▶ **Raw records**
◇ ◇ ◇

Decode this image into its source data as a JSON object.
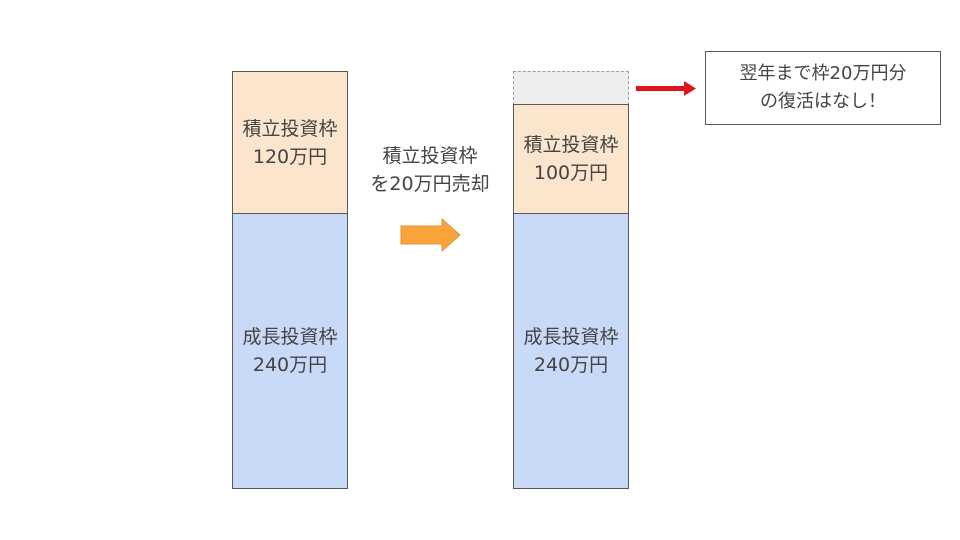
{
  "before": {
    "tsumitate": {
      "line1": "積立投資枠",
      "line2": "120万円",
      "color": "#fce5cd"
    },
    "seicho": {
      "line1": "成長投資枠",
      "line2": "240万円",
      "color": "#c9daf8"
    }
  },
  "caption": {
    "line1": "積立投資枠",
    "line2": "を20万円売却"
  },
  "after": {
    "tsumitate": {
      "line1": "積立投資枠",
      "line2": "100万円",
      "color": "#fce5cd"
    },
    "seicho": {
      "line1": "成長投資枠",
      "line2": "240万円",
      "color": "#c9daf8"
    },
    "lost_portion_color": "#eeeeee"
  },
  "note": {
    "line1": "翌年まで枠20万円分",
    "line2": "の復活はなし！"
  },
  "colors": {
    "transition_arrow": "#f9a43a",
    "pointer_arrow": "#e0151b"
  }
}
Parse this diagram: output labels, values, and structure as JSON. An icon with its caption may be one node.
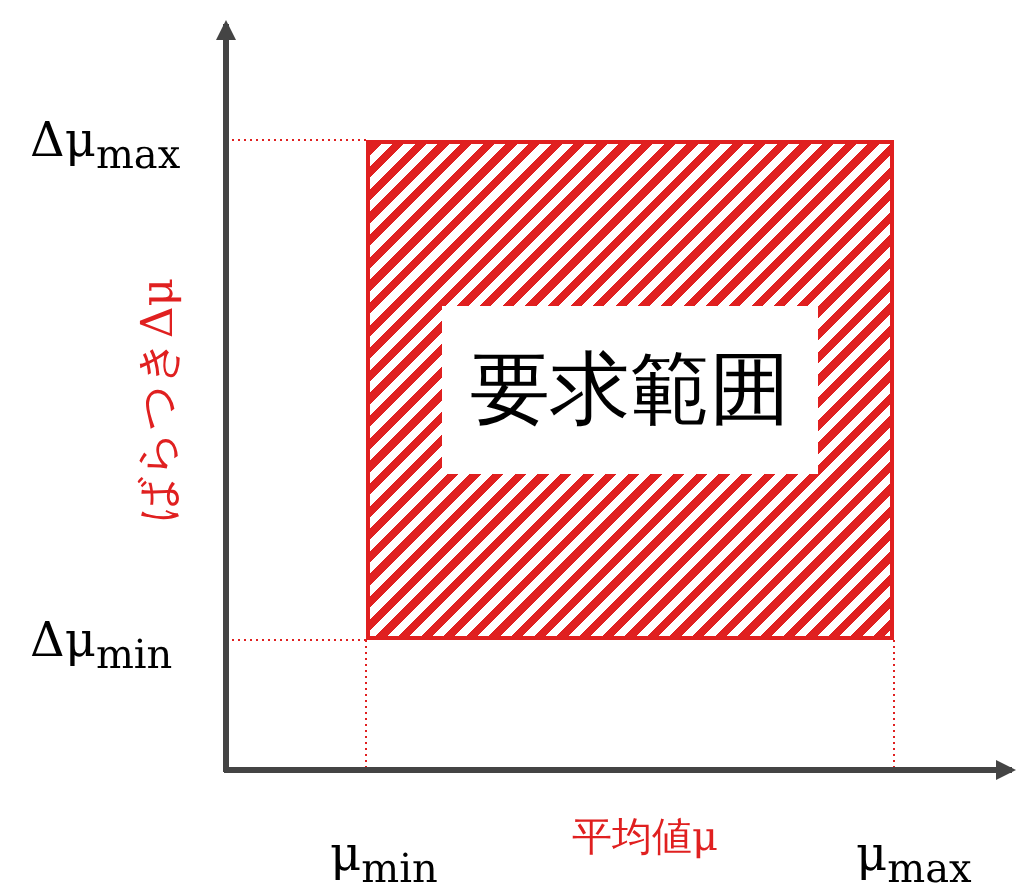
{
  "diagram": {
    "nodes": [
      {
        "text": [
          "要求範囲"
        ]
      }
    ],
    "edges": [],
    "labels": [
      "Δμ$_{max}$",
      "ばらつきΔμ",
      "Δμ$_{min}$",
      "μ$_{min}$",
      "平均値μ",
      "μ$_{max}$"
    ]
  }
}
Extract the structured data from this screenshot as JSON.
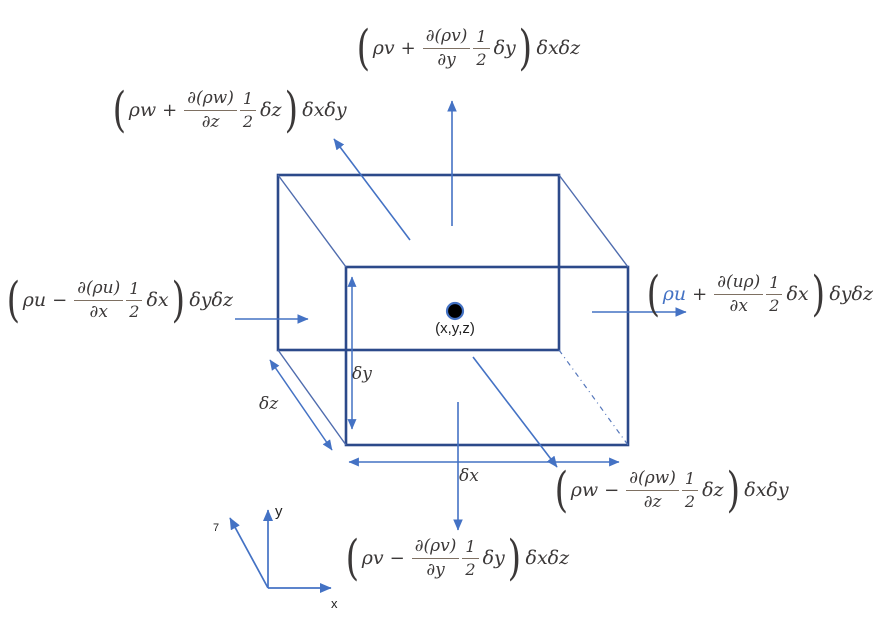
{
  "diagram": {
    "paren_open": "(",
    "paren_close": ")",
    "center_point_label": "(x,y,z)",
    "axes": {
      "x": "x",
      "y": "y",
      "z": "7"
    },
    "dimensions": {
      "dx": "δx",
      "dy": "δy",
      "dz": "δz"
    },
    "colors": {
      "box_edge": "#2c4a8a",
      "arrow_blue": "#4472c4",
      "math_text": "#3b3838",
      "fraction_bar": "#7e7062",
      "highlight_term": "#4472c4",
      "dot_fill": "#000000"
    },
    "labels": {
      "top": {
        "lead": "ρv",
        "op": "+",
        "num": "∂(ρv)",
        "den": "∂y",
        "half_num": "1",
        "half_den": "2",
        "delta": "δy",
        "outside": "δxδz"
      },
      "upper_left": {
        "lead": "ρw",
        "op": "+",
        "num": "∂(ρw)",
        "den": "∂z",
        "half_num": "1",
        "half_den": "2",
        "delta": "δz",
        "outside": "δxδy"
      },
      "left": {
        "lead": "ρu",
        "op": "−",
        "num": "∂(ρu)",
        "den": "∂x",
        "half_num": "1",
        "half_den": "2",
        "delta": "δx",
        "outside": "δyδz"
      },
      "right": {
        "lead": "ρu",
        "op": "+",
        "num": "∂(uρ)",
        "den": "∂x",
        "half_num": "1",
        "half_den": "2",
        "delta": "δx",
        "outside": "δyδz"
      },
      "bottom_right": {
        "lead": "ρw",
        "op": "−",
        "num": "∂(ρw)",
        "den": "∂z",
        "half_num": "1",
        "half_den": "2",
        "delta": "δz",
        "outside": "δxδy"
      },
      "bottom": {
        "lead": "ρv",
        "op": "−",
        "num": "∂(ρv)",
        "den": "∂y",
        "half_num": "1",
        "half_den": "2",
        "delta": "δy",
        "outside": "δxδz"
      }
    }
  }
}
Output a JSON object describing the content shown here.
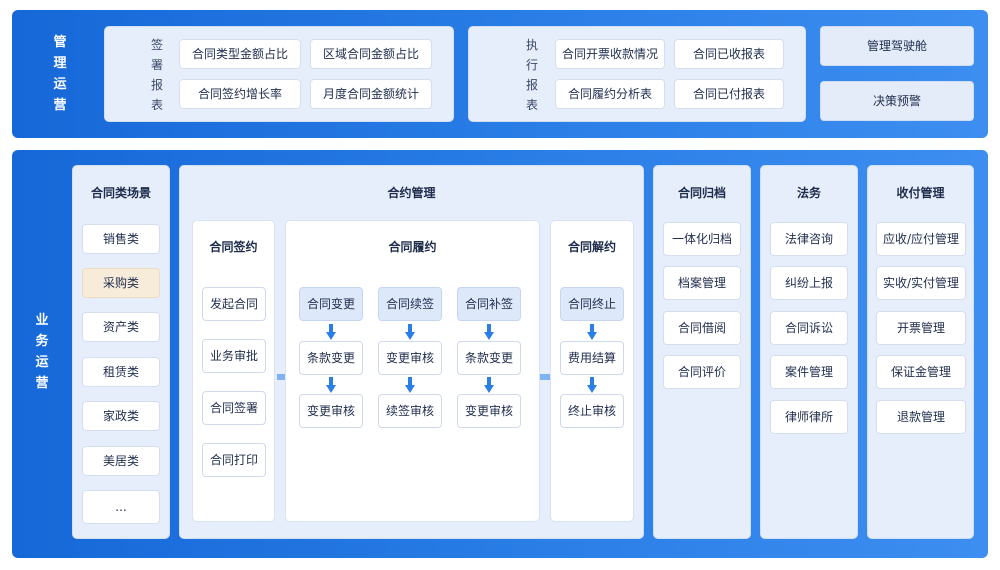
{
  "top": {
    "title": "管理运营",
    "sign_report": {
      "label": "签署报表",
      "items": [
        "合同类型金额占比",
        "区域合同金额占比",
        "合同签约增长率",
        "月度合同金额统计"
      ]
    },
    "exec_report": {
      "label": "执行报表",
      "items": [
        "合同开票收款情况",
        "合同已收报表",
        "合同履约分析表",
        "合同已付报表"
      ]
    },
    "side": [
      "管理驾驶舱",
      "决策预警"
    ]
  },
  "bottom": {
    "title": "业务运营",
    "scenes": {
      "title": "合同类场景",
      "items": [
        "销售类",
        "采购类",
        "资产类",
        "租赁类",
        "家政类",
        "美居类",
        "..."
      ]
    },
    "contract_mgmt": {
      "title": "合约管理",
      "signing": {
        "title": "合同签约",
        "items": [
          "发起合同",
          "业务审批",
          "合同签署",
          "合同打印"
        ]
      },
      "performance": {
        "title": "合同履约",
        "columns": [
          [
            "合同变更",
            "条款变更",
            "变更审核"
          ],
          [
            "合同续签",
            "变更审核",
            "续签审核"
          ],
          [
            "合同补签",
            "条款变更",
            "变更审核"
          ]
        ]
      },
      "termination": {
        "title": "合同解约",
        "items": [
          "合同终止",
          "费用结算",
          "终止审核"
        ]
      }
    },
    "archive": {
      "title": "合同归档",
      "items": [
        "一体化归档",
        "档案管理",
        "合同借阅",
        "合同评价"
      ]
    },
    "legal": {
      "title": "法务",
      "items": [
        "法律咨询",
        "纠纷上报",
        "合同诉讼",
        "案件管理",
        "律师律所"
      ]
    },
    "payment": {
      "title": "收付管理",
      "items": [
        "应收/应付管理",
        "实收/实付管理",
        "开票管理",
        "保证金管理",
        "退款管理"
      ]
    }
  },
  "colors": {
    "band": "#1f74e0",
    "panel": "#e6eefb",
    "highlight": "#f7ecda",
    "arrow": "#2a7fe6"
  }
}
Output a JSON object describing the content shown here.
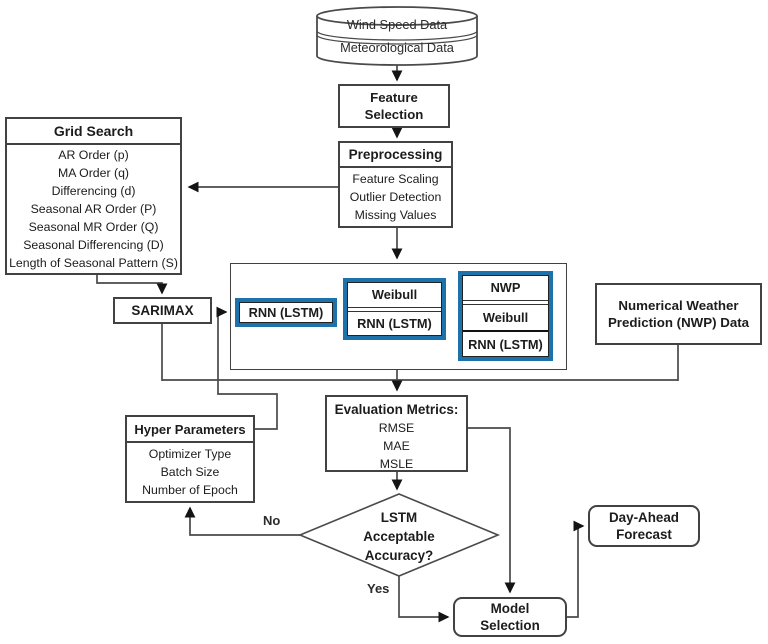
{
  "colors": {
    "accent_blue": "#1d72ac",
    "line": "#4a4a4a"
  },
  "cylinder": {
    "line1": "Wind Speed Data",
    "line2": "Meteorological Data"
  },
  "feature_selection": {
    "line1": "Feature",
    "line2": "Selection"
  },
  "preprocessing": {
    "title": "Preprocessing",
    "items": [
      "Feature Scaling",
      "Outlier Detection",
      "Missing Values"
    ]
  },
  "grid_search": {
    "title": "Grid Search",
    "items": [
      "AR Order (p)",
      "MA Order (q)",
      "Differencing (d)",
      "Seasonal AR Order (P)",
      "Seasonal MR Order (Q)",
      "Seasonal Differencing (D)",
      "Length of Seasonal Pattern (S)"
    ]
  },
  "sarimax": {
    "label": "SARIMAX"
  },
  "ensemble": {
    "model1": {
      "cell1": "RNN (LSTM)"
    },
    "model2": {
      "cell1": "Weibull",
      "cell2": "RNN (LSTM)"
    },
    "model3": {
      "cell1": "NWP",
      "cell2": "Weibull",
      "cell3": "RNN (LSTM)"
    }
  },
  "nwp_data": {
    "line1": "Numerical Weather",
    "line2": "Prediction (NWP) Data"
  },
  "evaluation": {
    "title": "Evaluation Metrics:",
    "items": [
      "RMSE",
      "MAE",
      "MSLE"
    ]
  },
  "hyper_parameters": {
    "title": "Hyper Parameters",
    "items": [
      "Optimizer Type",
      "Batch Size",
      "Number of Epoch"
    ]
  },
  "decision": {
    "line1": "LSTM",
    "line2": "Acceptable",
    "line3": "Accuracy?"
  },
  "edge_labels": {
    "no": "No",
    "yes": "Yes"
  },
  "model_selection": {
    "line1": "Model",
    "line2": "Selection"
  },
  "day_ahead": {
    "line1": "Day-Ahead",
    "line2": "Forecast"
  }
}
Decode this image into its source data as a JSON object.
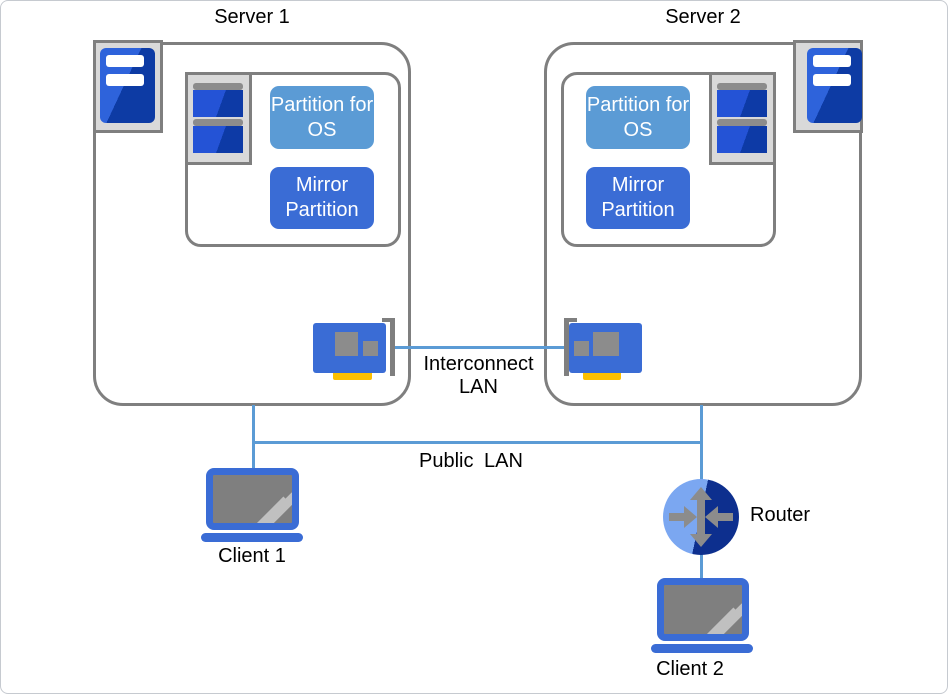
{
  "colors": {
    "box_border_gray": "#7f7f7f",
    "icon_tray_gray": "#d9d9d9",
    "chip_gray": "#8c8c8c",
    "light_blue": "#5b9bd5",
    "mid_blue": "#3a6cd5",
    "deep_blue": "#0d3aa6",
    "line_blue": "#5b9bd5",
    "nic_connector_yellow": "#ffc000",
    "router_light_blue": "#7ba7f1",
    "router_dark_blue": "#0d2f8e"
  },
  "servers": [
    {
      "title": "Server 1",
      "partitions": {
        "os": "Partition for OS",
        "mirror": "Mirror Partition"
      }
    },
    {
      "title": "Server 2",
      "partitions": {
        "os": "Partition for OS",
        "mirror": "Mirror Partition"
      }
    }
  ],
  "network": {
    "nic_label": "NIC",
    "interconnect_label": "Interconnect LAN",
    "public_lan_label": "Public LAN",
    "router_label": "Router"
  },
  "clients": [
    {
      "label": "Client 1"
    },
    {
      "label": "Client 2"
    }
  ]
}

◇ ◇ ◇

▶ **Instruction**
Pull out each line of the records holding the string "caption".

▶ **Task solution**
  "caption": {
Parse this diagram: output labels, values, and structure as JSON. An icon with its caption may be one node.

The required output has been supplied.